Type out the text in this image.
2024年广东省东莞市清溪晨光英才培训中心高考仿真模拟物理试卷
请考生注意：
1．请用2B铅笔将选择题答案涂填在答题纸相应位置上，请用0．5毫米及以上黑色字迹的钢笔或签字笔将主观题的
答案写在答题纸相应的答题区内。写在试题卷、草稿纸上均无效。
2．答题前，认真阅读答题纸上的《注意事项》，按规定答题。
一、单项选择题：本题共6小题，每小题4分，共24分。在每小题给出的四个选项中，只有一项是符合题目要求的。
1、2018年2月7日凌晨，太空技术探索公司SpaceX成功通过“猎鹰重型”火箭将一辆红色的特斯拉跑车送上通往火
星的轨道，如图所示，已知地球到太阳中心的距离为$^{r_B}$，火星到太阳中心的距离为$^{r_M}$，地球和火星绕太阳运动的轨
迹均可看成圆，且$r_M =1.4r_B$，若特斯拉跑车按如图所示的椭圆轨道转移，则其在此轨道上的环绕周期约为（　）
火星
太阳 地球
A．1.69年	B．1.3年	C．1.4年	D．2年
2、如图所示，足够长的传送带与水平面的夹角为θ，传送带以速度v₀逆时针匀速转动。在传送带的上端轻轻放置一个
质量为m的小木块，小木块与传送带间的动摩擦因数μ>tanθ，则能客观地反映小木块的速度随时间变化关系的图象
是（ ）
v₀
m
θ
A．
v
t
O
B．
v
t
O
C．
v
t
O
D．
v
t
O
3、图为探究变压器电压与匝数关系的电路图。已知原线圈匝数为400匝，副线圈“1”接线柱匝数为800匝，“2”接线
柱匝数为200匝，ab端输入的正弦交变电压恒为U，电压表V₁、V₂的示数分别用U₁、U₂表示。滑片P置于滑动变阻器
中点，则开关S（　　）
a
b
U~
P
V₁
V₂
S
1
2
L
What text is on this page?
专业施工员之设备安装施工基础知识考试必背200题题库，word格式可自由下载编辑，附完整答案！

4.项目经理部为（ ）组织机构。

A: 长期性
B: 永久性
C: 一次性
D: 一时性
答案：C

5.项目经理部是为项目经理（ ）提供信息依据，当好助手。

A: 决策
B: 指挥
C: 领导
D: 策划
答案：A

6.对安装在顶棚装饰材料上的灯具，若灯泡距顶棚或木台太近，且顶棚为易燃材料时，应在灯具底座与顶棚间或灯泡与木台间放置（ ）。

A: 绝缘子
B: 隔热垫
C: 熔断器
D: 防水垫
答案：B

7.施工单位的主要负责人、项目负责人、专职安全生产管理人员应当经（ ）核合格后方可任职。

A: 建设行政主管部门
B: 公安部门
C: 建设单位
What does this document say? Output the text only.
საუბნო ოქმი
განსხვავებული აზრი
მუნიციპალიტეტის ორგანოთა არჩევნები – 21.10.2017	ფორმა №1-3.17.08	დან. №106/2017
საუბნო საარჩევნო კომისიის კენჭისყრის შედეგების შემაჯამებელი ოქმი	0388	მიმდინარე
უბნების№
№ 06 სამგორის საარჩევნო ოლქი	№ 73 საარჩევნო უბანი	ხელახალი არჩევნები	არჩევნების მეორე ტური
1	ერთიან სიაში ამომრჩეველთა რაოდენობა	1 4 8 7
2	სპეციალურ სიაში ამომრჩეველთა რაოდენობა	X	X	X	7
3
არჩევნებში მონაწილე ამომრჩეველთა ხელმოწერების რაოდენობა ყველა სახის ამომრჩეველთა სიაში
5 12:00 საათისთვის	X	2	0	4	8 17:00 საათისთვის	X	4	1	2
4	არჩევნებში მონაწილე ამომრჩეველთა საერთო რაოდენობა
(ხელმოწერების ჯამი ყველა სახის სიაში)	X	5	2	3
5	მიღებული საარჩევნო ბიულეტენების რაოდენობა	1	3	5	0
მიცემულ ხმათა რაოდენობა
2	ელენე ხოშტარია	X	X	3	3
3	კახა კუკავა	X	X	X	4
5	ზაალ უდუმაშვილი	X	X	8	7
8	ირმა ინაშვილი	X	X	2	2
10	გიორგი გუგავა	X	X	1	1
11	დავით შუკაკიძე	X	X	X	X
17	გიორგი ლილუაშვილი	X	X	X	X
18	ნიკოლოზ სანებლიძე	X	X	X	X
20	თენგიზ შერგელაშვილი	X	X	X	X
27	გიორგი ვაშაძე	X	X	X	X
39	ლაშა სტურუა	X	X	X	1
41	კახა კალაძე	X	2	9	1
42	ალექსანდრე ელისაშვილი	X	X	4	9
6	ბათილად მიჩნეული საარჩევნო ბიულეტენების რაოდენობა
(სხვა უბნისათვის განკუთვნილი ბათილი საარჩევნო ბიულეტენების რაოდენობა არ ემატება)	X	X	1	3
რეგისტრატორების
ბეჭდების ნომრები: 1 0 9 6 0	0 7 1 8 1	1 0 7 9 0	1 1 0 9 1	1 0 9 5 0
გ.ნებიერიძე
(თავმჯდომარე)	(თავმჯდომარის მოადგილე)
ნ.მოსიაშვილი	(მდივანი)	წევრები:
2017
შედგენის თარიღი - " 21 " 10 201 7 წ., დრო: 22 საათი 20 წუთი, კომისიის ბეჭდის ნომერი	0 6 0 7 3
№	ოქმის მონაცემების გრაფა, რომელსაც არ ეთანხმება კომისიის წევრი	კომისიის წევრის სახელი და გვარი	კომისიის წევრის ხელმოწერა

### Prompt
Extract each line from the listing that holds the word "სახის".

### Output
არჩევნებში მონაწილე ამომრჩეველთა ხელმოწერების რაოდენობა ყველა სახის ამომრჩეველთა სიაში
(ხელმოწერების ჯამი ყველა სახის სიაში)	X	5	2	3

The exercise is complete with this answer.